Lines containing the string "maaperässä" are to be collected in full.

-------- RECORDS SHOWN

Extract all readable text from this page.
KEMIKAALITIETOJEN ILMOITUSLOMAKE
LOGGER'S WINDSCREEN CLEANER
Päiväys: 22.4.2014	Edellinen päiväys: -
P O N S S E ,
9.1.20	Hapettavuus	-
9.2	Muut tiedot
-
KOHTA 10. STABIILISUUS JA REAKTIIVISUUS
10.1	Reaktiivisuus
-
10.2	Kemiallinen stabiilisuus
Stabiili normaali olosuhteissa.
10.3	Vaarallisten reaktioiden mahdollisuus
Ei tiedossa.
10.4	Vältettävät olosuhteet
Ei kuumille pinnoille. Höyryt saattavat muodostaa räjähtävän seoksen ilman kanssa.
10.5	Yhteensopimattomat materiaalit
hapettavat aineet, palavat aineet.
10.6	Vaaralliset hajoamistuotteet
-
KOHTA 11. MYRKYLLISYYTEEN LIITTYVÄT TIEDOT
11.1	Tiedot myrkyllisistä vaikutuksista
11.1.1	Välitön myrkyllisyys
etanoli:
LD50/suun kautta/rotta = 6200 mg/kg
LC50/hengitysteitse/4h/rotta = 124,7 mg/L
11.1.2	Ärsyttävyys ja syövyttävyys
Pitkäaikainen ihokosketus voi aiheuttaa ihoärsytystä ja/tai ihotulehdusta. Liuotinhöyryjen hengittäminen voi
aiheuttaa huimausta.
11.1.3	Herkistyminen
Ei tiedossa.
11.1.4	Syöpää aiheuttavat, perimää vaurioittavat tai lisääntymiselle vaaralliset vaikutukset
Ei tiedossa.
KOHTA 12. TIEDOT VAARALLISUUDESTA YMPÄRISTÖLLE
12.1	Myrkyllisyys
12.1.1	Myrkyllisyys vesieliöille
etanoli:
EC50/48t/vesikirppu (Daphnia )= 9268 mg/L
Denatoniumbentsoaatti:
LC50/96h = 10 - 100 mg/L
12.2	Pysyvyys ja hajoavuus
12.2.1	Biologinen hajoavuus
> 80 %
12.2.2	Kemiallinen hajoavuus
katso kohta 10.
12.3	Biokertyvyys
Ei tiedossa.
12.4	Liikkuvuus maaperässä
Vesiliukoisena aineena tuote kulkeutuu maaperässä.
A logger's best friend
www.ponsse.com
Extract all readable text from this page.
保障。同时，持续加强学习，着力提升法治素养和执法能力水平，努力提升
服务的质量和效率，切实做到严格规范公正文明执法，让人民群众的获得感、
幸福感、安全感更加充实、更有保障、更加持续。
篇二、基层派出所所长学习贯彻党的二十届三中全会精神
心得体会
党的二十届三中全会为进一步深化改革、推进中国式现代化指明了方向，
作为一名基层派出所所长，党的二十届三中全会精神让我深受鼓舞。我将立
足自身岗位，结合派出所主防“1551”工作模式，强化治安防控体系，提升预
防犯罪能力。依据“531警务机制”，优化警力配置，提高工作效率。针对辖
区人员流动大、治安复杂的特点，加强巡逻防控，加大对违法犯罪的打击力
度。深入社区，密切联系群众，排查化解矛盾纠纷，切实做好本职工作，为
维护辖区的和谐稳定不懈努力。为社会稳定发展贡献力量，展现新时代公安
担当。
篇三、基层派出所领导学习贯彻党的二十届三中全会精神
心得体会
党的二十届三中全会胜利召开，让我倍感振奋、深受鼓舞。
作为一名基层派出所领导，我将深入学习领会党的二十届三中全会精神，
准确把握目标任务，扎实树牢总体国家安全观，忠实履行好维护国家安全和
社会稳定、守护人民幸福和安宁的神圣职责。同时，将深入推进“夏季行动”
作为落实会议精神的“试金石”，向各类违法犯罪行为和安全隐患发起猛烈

----------------

OUTPUT OF THE TASK:
12.4	Liikkuvuus maaperässä
Vesiliukoisena aineena tuote kulkeutuu maaperässä.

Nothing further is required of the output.